Paginatekst:
::::::::::

Een nieuwe maand, een nieuwe oproep om Israël te ontmantelen

nathanSusan Nathan op spreektournee door Vlaanderen. Onder de loep, door Savasorda.

In 1999 emigreert Susan Nathan vanuit Londen naar Israël. Ze woont aanvankelijk in Tel Aviv en werkt er als docente Engels. In 2003 wil ze weten hoe de Israëlische Arabieren leven. Ze besluit om naar Tamra te verhuizen, een Arabische stad in Galilea, Noord Israël. Ze woont er, als enige Joodse, tussen 25.000 moslims. Susan Nathan publiceerde haar relaas dat onlangs in het Nederlands vertaald werd. Op uitnodiging van enkele Vlaamse NGO’s waaronder Kif-Kif kwam ze naar België om te praten over haar boek, ‘de Andere kant van Israël’. Savasorda luisterde mee en was niet onder de indruk.

::::::::::

Materiaal:
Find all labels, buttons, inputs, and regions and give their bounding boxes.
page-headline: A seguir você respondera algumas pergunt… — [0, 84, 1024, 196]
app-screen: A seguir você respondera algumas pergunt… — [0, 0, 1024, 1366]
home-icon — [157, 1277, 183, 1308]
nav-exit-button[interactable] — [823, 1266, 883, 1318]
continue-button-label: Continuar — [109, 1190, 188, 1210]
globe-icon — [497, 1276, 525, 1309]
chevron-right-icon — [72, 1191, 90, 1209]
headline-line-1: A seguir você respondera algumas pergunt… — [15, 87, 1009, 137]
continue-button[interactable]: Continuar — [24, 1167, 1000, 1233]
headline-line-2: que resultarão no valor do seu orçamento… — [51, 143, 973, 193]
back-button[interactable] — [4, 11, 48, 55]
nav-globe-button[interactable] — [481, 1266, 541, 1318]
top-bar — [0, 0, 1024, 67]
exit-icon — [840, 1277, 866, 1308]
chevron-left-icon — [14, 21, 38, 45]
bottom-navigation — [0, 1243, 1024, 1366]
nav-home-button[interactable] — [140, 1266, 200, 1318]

::::::::::

Opdrachten:
1. Neem uit het artikel over Susan Nathan alles over van "nathanSusan Nathan op" tot en met "onder de indruk.", met "Londen" telkens vervangen door "Manchester".
2. Geef alle steden die in het artikel over Susan Nathan genoemd worden.
De records spelen hierbij geen rol.

Antwoorden:
1.
nathanSusan Nathan op spreektournee door Vlaanderen. Onder de loep, door Savasorda.

In 1999 emigreert Susan Nathan vanuit Manchester naar Israël. Ze woont aanvankelijk in Tel Aviv en werkt er als docente Engels. In 2003 wil ze weten hoe de Israëlische Arabieren leven. Ze besluit om naar Tamra te verhuizen, een Arabische stad in Galilea, Noord Israël. Ze woont er, als enige Joodse, tussen 25.000 moslims. Susan Nathan publiceerde haar relaas dat onlangs in het Nederlands vertaald werd. Op uitnodiging van enkele Vlaamse NGO’s waaronder Kif-Kif kwam ze naar België om te praten over haar boek, ‘de Andere kant van Israël’. Savasorda luisterde mee en was niet onder de indruk.

2. Londen, Tel Aviv, Tamra